### Directions for this task
Go through the material below and copy all lines with "JSON".

-------- Data rows --------

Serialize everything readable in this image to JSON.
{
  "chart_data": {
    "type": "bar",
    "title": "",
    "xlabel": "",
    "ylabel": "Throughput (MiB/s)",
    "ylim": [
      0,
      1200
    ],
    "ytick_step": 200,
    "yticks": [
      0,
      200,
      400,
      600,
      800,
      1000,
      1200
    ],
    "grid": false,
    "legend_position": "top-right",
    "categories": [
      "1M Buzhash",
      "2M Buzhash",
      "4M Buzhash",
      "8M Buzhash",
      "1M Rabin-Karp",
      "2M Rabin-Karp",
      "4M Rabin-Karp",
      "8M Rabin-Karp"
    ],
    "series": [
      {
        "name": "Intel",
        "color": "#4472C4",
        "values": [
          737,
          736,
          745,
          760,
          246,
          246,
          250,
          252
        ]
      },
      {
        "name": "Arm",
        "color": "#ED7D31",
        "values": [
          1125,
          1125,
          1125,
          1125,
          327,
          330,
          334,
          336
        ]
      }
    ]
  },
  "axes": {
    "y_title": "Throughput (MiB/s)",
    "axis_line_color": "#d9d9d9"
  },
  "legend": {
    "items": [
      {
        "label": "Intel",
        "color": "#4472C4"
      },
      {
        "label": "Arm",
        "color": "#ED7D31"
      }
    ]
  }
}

--------
-------- Data rows --------

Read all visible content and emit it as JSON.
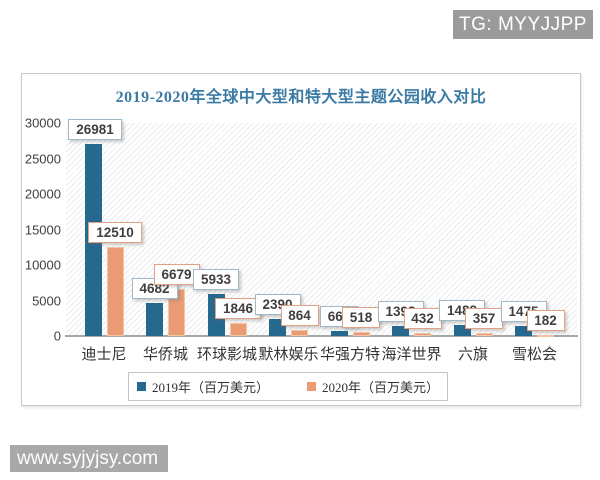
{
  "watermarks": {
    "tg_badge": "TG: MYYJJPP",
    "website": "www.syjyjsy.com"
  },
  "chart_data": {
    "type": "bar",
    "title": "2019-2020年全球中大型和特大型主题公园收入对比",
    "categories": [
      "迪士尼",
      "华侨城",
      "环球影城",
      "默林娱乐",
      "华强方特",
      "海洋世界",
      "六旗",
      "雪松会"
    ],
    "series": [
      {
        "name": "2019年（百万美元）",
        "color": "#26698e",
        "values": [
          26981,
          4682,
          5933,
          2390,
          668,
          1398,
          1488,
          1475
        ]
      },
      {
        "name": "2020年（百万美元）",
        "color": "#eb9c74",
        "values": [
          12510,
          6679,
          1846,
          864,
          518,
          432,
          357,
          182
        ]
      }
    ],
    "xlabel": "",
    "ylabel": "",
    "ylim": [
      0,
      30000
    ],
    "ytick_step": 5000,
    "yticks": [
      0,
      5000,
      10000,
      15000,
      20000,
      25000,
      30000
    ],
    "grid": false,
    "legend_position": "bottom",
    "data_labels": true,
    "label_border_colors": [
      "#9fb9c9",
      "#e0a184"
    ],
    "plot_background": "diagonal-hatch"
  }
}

--------

### Reply
Serialize everything readable in this image to JSON.
Read all visible content and emit it as JSON.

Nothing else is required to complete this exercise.